WHAT TO WORK ON:
Please give the number of lines in the listing that include the word "this", with no other words.

MATERIAL TO PROCESS:
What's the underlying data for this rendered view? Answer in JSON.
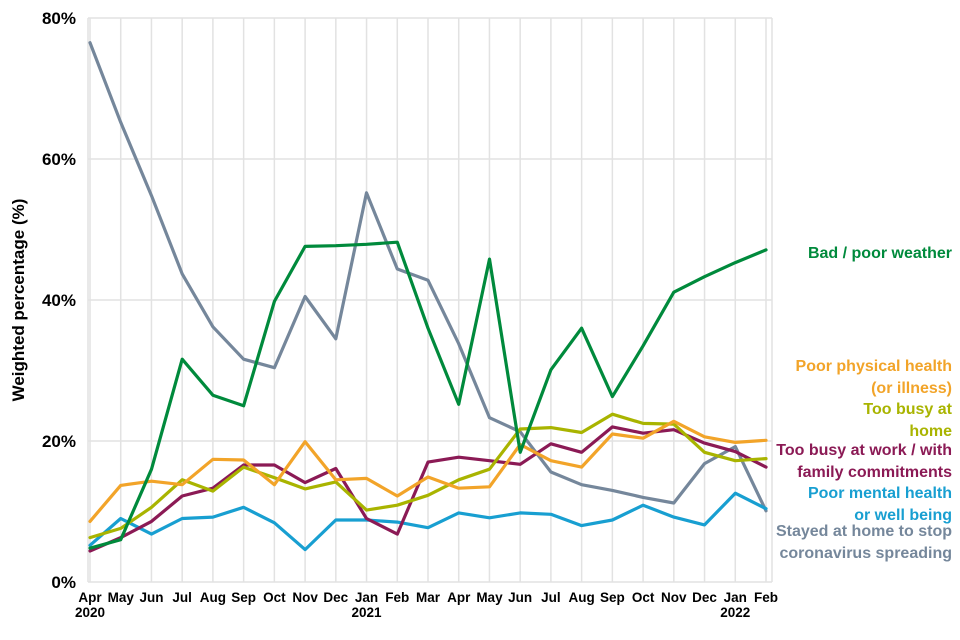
{
  "chart_data": {
    "type": "line",
    "title": "",
    "xlabel": "",
    "ylabel": "Weighted percentage (%)",
    "ylim": [
      0,
      80
    ],
    "grid": true,
    "legend_position": "right-outside",
    "axis_text_color": "#000000",
    "gridline_color": "#e2e2e2",
    "y_ticks": [
      {
        "value": 0,
        "label": "0%"
      },
      {
        "value": 20,
        "label": "20%"
      },
      {
        "value": 40,
        "label": "40%"
      },
      {
        "value": 60,
        "label": "60%"
      },
      {
        "value": 80,
        "label": "80%"
      }
    ],
    "categories": [
      "Apr",
      "May",
      "Jun",
      "Jul",
      "Aug",
      "Sep",
      "Oct",
      "Nov",
      "Dec",
      "Jan",
      "Feb",
      "Mar",
      "Apr",
      "May",
      "Jun",
      "Jul",
      "Aug",
      "Sep",
      "Oct",
      "Nov",
      "Dec",
      "Jan",
      "Feb"
    ],
    "year_labels": [
      {
        "index": 0,
        "label": "2020"
      },
      {
        "index": 9,
        "label": "2021"
      },
      {
        "index": 21,
        "label": "2022"
      }
    ],
    "series": [
      {
        "name": "Bad / poor weather",
        "color": "#008A3C",
        "legend_lines": [
          "Bad / poor weather"
        ],
        "legend_baselines": [
          258
        ],
        "values": [
          4.8,
          6.0,
          16.0,
          31.6,
          26.5,
          25.0,
          39.8,
          47.6,
          47.7,
          47.9,
          48.2,
          36.0,
          25.2,
          45.8,
          18.4,
          30.1,
          36.0,
          26.3,
          33.5,
          41.1,
          43.3,
          45.3,
          47.1
        ]
      },
      {
        "name": "Poor physical health (or illness)",
        "color": "#F2A429",
        "legend_lines": [
          "Poor physical health",
          "(or illness)"
        ],
        "legend_baselines": [
          371,
          393
        ],
        "values": [
          8.6,
          13.7,
          14.3,
          13.8,
          17.4,
          17.3,
          13.8,
          19.9,
          14.5,
          14.7,
          12.2,
          14.9,
          13.3,
          13.5,
          19.5,
          17.2,
          16.3,
          21.0,
          20.4,
          22.8,
          20.6,
          19.8,
          20.1
        ]
      },
      {
        "name": "Too busy at home",
        "color": "#A9B400",
        "legend_lines": [
          "Too busy at",
          "home"
        ],
        "legend_baselines": [
          414,
          436
        ],
        "values": [
          6.3,
          7.6,
          10.6,
          14.5,
          12.9,
          16.3,
          14.8,
          13.2,
          14.2,
          10.2,
          10.9,
          12.3,
          14.5,
          16.0,
          21.7,
          21.9,
          21.2,
          23.8,
          22.5,
          22.4,
          18.4,
          17.2,
          17.5
        ]
      },
      {
        "name": "Too busy at work / with family commitments",
        "color": "#8B1A55",
        "legend_lines": [
          "Too busy at work / with",
          "family commitments"
        ],
        "legend_baselines": [
          455,
          477
        ],
        "values": [
          4.4,
          6.3,
          8.6,
          12.2,
          13.3,
          16.6,
          16.6,
          14.1,
          16.1,
          9.0,
          6.8,
          17.0,
          17.7,
          17.2,
          16.7,
          19.6,
          18.4,
          22.0,
          21.1,
          21.6,
          19.7,
          18.5,
          16.3
        ]
      },
      {
        "name": "Poor mental health or well being",
        "color": "#189FD1",
        "legend_lines": [
          "Poor mental health",
          "or well being"
        ],
        "legend_baselines": [
          498,
          520
        ],
        "values": [
          5.2,
          9.0,
          6.8,
          9.0,
          9.2,
          10.6,
          8.4,
          4.6,
          8.8,
          8.8,
          8.5,
          7.7,
          9.8,
          9.1,
          9.8,
          9.6,
          8.0,
          8.8,
          10.9,
          9.2,
          8.1,
          12.6,
          10.4
        ]
      },
      {
        "name": "Stayed at home to stop coronavirus spreading",
        "color": "#75879B",
        "legend_lines": [
          "Stayed at home to stop",
          "coronavirus spreading"
        ],
        "legend_baselines": [
          536,
          558
        ],
        "values": [
          76.5,
          65.2,
          54.8,
          43.7,
          36.2,
          31.6,
          30.4,
          40.5,
          34.5,
          55.2,
          44.4,
          42.8,
          33.8,
          23.3,
          21.3,
          15.6,
          13.8,
          13.0,
          12.0,
          11.2,
          16.8,
          19.2,
          10.1
        ]
      }
    ]
  }
}
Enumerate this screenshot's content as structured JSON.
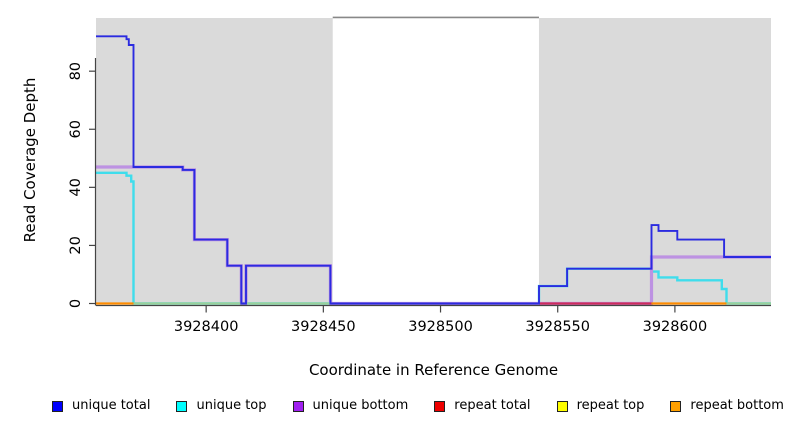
{
  "figure": {
    "x_axis_title": "Coordinate in Reference Genome",
    "y_axis_title": "Read Coverage Depth"
  },
  "legend": {
    "items": [
      {
        "name": "unique-total",
        "label": "unique total",
        "color": "#0000FF"
      },
      {
        "name": "unique-top",
        "label": "unique top",
        "color": "#00FFFF"
      },
      {
        "name": "unique-bottom",
        "label": "unique bottom",
        "color": "#A020F0"
      },
      {
        "name": "repeat-total",
        "label": "repeat total",
        "color": "#EE0000"
      },
      {
        "name": "repeat-top",
        "label": "repeat top",
        "color": "#FFFF00"
      },
      {
        "name": "repeat-bottom",
        "label": "repeat bottom",
        "color": "#FFA000"
      }
    ]
  },
  "chart_data": {
    "type": "line",
    "title": "",
    "xlabel": "Coordinate in Reference Genome",
    "ylabel": "Read Coverage Depth",
    "xlim": [
      3928353,
      3928641
    ],
    "ylim": [
      0,
      99
    ],
    "x_ticks": [
      3928400,
      3928450,
      3928500,
      3928550,
      3928600
    ],
    "y_ticks": [
      0,
      20,
      40,
      60,
      80
    ],
    "grid": false,
    "legend_position": "bottom",
    "background_color": "#FFFFFF",
    "shaded_regions": [
      {
        "name": "masked-region-left",
        "x0": 3928353,
        "x1": 3928454,
        "color": "#DADADA"
      },
      {
        "name": "masked-region-right",
        "x0": 3928542,
        "x1": 3928641,
        "color": "#DADADA"
      }
    ],
    "gap_marker": {
      "name": "gap-top-border",
      "x0": 3928454,
      "x1": 3928542,
      "y": 98.5,
      "color": "#888888"
    },
    "series": [
      {
        "name": "unique top",
        "color": "#3FDDEC",
        "width": 2.4,
        "points": [
          [
            3928353,
            45
          ],
          [
            3928366,
            45
          ],
          [
            3928366,
            44
          ],
          [
            3928368,
            44
          ],
          [
            3928368,
            42
          ],
          [
            3928369,
            42
          ],
          [
            3928369,
            0
          ],
          [
            3928542,
            0
          ],
          [
            3928542,
            6
          ],
          [
            3928554,
            6
          ],
          [
            3928554,
            12
          ],
          [
            3928590,
            12
          ],
          [
            3928590,
            11
          ],
          [
            3928593,
            11
          ],
          [
            3928593,
            9
          ],
          [
            3928601,
            9
          ],
          [
            3928601,
            8
          ],
          [
            3928620,
            8
          ],
          [
            3928620,
            5
          ],
          [
            3928622,
            5
          ],
          [
            3928622,
            0
          ],
          [
            3928641,
            0
          ]
        ]
      },
      {
        "name": "unique bottom",
        "color": "#BD92E2",
        "width": 3.2,
        "points": [
          [
            3928353,
            47
          ],
          [
            3928390,
            47
          ],
          [
            3928390,
            46
          ],
          [
            3928395,
            46
          ],
          [
            3928395,
            22
          ],
          [
            3928409,
            22
          ],
          [
            3928409,
            13
          ],
          [
            3928415,
            13
          ],
          [
            3928415,
            0
          ],
          [
            3928417,
            0
          ],
          [
            3928417,
            13
          ],
          [
            3928453,
            13
          ],
          [
            3928453,
            0
          ],
          [
            3928590,
            0
          ],
          [
            3928590,
            16
          ],
          [
            3928641,
            16
          ]
        ]
      },
      {
        "name": "unique total",
        "color": "#2B2BE0",
        "width": 1.9,
        "points": [
          [
            3928353,
            92
          ],
          [
            3928366,
            92
          ],
          [
            3928366,
            91
          ],
          [
            3928367,
            91
          ],
          [
            3928367,
            89
          ],
          [
            3928369,
            89
          ],
          [
            3928369,
            47
          ],
          [
            3928390,
            47
          ],
          [
            3928390,
            46
          ],
          [
            3928395,
            46
          ],
          [
            3928395,
            22
          ],
          [
            3928409,
            22
          ],
          [
            3928409,
            13
          ],
          [
            3928415,
            13
          ],
          [
            3928415,
            0
          ],
          [
            3928417,
            0
          ],
          [
            3928417,
            13
          ],
          [
            3928453,
            13
          ],
          [
            3928453,
            0
          ],
          [
            3928542,
            0
          ],
          [
            3928542,
            6
          ],
          [
            3928554,
            6
          ],
          [
            3928554,
            12
          ],
          [
            3928590,
            12
          ],
          [
            3928590,
            27
          ],
          [
            3928593,
            27
          ],
          [
            3928593,
            25
          ],
          [
            3928601,
            25
          ],
          [
            3928601,
            22
          ],
          [
            3928621,
            22
          ],
          [
            3928621,
            16
          ],
          [
            3928641,
            16
          ]
        ]
      }
    ],
    "baseline_segments": [
      {
        "name": "repeat total",
        "color": "#CE2D5C",
        "y": 0,
        "ranges": [
          [
            3928542,
            3928590
          ]
        ]
      },
      {
        "name": "repeat top",
        "color": "#FFFF00",
        "y": 0,
        "ranges": []
      },
      {
        "name": "repeat bottom",
        "color": "#FF8C00",
        "y": 0,
        "ranges": [
          [
            3928353,
            3928369
          ],
          [
            3928590,
            3928622
          ]
        ]
      },
      {
        "name": "zero-coverage-green",
        "color": "#99D099",
        "y": 0,
        "ranges": [
          [
            3928369,
            3928453
          ],
          [
            3928622,
            3928641
          ]
        ]
      }
    ]
  }
}
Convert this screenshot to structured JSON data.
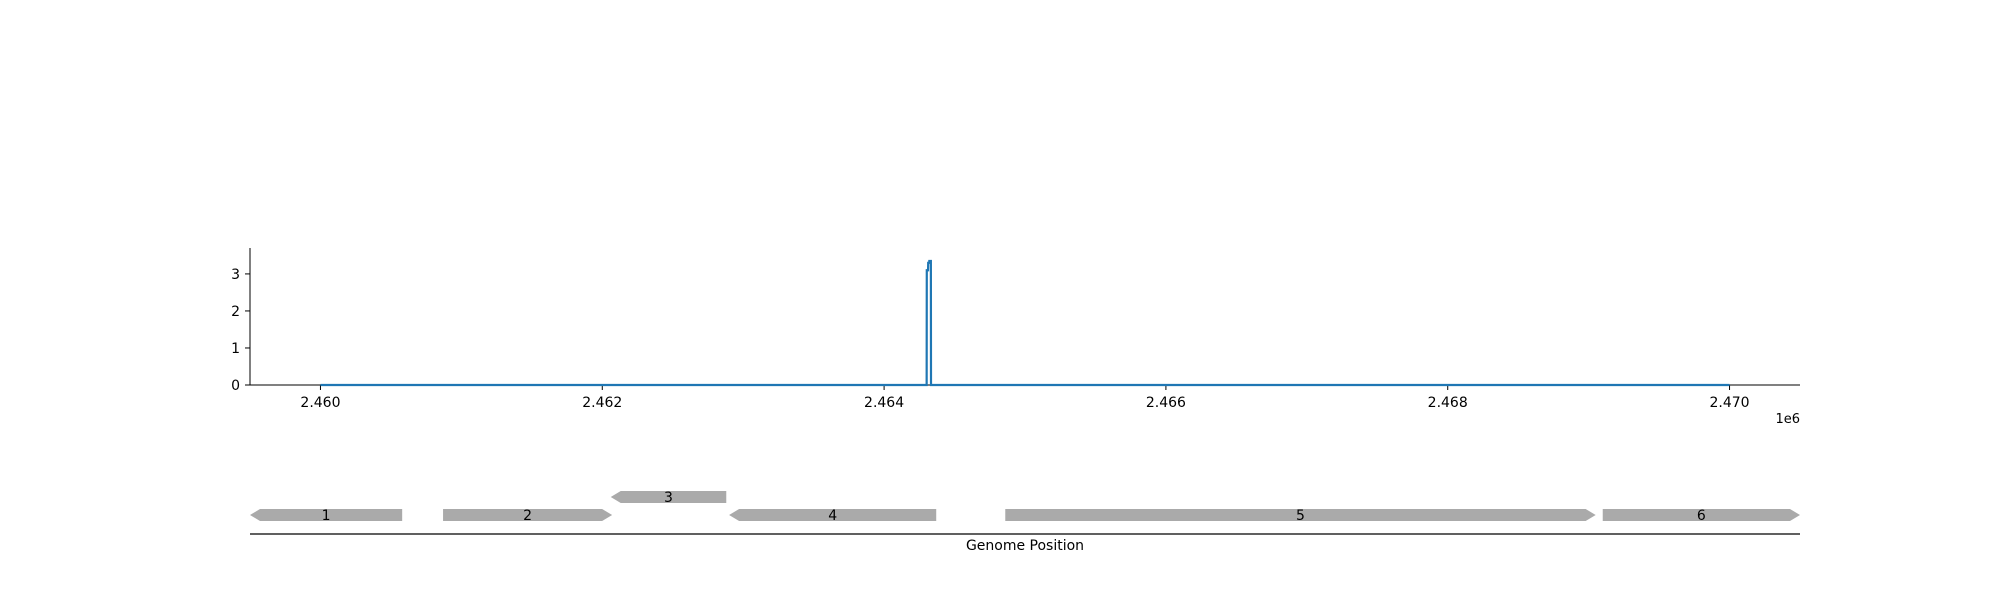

SOLUTION TO THE PROBLEM:
3